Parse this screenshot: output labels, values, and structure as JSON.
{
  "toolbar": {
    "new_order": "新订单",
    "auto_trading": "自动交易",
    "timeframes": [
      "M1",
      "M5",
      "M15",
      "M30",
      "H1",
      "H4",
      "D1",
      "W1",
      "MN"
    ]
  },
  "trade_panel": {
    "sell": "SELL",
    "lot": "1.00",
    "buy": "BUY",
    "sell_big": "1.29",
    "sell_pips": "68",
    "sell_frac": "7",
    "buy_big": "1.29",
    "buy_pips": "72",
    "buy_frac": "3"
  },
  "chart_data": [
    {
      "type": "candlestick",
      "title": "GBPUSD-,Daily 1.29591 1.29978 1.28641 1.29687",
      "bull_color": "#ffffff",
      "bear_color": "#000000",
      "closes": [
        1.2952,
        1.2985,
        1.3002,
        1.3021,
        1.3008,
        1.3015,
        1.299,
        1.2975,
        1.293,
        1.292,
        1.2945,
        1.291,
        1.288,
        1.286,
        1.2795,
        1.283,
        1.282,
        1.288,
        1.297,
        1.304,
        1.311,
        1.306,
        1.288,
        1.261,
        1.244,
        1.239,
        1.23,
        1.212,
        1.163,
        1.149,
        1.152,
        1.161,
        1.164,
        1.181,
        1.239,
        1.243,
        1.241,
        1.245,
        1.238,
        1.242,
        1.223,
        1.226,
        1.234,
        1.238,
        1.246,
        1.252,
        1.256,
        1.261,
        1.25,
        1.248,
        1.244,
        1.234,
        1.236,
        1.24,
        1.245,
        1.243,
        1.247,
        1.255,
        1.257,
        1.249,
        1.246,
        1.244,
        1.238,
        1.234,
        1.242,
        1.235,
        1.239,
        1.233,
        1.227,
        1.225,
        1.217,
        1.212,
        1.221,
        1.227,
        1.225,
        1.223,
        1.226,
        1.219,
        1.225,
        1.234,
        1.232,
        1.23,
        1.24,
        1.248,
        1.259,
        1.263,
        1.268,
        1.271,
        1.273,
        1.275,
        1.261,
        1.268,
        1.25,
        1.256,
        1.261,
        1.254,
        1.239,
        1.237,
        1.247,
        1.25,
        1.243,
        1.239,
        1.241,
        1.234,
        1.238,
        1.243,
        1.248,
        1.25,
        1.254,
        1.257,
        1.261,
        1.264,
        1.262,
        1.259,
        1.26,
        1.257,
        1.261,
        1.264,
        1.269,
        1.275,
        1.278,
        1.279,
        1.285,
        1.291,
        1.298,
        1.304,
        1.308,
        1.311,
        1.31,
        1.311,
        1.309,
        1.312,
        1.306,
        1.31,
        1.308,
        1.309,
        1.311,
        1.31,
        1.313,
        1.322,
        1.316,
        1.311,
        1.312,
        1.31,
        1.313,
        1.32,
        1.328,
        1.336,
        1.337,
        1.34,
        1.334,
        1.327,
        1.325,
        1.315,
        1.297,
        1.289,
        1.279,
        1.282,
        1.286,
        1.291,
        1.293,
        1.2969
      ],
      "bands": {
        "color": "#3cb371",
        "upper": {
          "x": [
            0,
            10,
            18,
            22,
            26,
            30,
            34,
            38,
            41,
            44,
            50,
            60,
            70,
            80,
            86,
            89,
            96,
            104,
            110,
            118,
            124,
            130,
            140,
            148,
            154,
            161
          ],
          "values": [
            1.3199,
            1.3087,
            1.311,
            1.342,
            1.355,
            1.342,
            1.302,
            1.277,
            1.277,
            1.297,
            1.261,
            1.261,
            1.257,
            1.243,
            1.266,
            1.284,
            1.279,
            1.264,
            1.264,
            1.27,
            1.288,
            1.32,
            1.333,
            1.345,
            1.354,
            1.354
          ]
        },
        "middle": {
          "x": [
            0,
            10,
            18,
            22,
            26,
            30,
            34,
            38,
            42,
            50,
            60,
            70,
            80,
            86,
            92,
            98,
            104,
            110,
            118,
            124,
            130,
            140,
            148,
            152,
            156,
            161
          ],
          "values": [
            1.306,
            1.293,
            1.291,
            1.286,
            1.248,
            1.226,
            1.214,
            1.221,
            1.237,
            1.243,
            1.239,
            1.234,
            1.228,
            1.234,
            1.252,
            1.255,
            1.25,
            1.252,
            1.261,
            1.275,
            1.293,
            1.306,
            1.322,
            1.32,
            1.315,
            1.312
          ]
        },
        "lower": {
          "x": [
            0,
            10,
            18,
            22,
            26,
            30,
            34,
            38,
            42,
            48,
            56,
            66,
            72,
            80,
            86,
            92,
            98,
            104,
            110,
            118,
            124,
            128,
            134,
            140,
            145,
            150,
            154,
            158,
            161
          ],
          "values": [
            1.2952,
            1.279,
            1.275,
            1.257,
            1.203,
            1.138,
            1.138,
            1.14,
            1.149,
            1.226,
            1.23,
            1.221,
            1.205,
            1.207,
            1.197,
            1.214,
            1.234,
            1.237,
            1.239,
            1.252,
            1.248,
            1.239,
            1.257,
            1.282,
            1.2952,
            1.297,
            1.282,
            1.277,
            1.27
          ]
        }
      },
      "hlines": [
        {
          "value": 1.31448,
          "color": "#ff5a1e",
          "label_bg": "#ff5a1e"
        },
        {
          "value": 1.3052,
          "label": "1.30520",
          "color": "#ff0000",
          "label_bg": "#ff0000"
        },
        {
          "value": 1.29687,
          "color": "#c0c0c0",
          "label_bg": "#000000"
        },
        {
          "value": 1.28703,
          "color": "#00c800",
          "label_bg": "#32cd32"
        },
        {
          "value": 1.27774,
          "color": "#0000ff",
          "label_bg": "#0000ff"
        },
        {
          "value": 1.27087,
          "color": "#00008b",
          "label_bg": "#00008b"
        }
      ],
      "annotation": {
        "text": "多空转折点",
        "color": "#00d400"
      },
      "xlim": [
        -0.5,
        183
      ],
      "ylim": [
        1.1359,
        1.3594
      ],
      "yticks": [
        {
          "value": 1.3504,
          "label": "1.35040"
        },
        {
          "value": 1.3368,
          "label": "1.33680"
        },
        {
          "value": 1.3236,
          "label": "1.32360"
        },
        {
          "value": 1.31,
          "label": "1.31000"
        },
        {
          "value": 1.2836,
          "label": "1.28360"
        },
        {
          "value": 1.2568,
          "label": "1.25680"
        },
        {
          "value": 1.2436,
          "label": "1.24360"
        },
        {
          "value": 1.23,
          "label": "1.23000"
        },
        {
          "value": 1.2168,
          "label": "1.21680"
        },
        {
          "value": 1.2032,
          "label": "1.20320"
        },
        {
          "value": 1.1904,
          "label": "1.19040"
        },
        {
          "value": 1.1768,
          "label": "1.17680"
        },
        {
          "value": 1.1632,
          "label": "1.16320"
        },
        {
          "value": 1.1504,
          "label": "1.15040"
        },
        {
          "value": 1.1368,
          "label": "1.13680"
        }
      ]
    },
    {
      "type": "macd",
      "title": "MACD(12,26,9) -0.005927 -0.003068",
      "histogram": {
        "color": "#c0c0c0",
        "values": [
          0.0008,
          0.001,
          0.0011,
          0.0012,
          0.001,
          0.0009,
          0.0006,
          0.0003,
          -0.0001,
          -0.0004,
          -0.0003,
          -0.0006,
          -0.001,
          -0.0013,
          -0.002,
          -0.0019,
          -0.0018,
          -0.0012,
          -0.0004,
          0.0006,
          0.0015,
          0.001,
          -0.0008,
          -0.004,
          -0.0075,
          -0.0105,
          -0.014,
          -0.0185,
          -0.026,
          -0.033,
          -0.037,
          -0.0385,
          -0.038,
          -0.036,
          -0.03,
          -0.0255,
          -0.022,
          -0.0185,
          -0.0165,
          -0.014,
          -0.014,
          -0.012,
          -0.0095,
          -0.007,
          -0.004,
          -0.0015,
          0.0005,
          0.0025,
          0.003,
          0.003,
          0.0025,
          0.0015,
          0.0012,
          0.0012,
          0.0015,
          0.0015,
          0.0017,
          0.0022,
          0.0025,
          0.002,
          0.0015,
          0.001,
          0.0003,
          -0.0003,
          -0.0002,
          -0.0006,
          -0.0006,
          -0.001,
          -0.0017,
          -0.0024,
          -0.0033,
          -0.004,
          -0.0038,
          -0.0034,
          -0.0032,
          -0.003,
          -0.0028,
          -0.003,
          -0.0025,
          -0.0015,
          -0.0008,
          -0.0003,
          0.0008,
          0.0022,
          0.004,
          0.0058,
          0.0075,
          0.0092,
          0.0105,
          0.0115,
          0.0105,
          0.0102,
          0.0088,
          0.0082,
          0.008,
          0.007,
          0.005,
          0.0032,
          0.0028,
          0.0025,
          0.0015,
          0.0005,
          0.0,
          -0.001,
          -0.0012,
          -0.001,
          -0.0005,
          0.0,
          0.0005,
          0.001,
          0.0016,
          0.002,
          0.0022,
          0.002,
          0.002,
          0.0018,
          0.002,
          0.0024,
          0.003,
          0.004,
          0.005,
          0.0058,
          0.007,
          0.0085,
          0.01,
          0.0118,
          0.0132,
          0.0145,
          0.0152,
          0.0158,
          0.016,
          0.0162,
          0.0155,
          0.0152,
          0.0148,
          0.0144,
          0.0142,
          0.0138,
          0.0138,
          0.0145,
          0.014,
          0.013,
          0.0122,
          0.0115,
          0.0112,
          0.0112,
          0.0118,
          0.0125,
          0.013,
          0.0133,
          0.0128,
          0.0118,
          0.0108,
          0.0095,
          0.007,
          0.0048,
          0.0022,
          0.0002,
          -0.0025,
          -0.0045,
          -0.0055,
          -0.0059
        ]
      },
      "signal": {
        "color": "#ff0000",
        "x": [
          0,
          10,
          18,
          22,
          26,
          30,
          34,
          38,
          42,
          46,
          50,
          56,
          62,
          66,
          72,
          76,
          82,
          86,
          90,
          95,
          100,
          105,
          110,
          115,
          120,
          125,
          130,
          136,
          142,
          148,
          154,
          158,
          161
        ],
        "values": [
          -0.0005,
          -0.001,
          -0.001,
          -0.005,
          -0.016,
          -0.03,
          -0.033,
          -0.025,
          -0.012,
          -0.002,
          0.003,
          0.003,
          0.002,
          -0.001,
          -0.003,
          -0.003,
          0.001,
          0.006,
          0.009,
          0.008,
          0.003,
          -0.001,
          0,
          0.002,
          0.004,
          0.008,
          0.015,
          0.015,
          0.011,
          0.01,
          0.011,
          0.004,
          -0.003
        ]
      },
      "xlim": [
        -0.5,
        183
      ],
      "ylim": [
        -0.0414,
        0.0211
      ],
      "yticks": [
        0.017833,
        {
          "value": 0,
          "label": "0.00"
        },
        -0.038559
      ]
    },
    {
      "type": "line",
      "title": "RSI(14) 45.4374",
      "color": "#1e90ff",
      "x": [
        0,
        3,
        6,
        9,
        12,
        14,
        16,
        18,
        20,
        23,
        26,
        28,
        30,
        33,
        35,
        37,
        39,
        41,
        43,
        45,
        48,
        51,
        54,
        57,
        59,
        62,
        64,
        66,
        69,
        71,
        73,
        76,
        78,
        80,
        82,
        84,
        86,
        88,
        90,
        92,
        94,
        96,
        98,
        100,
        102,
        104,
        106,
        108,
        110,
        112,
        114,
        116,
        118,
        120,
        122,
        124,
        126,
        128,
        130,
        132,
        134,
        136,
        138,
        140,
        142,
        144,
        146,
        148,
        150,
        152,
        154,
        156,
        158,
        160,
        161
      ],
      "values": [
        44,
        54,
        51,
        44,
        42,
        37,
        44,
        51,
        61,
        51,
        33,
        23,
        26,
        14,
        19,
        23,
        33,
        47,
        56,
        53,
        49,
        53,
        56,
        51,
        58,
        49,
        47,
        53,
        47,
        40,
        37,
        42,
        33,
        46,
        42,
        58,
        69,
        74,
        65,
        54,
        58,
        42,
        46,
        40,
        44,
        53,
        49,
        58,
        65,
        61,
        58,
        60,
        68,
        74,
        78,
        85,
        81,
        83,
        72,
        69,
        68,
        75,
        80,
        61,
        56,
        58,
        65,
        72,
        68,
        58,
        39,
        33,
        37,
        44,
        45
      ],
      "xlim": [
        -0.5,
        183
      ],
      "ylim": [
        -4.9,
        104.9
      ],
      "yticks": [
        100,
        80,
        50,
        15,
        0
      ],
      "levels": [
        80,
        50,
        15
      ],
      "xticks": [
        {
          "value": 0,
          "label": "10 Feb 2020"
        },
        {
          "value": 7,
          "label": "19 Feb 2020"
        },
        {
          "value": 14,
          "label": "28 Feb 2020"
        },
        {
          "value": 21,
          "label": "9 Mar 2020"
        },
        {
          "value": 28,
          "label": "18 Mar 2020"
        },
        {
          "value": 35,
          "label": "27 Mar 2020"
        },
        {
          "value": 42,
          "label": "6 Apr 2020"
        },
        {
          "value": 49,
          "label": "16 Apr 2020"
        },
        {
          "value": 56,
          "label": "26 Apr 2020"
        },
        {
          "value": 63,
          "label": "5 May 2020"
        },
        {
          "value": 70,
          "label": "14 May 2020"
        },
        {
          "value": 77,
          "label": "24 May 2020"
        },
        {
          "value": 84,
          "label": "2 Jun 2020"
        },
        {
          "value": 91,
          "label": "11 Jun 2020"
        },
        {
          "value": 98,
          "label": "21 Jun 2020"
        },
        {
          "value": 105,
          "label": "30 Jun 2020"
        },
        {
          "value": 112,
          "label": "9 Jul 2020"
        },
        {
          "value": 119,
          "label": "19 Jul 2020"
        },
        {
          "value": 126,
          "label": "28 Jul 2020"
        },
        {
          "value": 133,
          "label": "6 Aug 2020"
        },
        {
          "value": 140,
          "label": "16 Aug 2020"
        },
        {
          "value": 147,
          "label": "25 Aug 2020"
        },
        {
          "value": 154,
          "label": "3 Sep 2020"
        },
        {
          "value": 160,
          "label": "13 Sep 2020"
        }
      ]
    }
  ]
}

++++++++++++++++++++

> WHAT TO PRODUCE:
Report the number of lines holding the string "title", without any other words.

> REPLY:
3